- **Figure record listings**:
━━━

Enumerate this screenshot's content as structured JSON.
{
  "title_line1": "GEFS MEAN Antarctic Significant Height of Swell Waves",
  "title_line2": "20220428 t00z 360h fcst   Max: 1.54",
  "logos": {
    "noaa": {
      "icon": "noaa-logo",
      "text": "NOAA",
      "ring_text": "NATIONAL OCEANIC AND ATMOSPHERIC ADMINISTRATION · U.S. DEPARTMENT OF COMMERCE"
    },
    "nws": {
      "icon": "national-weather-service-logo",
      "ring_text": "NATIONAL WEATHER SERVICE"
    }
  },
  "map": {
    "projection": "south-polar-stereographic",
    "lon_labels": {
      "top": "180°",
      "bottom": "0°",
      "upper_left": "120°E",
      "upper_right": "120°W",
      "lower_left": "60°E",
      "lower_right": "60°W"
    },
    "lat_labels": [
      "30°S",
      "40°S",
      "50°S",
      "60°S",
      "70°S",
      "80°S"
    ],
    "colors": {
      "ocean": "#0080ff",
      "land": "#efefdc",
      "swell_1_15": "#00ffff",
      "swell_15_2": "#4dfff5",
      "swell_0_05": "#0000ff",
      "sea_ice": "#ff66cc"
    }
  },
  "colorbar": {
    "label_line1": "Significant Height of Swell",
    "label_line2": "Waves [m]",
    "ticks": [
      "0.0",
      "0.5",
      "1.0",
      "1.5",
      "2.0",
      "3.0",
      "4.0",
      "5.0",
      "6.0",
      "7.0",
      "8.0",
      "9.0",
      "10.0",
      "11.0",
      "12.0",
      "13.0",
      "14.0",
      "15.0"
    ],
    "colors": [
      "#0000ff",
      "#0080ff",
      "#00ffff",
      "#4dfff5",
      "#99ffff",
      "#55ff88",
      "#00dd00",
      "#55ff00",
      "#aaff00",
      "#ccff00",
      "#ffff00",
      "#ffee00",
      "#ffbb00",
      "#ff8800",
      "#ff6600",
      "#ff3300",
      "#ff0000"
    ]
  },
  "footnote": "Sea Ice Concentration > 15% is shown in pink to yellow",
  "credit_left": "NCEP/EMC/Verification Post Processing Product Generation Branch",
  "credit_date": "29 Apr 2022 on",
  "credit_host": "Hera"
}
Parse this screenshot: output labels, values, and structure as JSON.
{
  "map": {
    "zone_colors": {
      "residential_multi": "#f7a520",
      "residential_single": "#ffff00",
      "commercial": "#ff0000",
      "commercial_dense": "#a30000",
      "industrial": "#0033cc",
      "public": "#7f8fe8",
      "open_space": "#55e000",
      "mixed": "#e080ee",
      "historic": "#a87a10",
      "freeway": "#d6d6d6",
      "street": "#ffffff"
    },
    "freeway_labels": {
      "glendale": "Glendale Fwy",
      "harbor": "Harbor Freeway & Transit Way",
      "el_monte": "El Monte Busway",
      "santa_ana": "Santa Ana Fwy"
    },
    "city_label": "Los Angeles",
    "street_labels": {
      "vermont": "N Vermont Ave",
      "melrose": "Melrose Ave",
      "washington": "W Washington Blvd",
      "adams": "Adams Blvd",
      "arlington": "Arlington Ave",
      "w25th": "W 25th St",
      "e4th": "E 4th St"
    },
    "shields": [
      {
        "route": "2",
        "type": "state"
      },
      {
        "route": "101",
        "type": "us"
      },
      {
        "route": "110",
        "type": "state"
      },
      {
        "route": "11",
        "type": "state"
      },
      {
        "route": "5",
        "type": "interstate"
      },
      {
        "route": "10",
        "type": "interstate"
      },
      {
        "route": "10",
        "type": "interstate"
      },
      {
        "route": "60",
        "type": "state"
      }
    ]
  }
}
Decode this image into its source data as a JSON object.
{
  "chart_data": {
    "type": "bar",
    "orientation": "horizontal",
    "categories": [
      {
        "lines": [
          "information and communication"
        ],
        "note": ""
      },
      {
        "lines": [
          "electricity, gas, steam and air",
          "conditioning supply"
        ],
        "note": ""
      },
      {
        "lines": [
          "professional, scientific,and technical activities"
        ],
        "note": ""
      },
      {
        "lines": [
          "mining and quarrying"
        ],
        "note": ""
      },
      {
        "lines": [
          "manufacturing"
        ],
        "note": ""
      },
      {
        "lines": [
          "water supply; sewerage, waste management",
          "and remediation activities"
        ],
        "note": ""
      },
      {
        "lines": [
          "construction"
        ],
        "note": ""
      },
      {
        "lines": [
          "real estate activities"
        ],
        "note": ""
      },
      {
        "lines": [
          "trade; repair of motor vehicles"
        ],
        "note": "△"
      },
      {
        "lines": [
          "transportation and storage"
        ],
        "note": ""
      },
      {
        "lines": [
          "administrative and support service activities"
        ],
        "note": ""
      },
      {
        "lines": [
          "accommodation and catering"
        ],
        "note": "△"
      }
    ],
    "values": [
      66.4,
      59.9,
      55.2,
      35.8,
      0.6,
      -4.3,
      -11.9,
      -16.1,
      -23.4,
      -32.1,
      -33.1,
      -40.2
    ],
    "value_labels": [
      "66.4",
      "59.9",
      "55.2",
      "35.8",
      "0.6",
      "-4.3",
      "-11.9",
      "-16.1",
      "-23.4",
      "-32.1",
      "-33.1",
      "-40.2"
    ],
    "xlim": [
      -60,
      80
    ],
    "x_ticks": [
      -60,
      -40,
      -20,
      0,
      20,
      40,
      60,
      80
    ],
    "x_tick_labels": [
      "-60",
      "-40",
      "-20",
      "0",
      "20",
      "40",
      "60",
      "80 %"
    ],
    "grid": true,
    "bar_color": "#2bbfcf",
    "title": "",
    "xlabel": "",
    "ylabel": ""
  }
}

━━━

- **Objective**:
Which lines of the data include "JSON"? Copy each of them.

- **Exercise answer**:
Enumerate this screenshot's content as structured JSON.
Parse this screenshot: output labels, values, and structure as JSON.
Decode this image into its source data as a JSON object.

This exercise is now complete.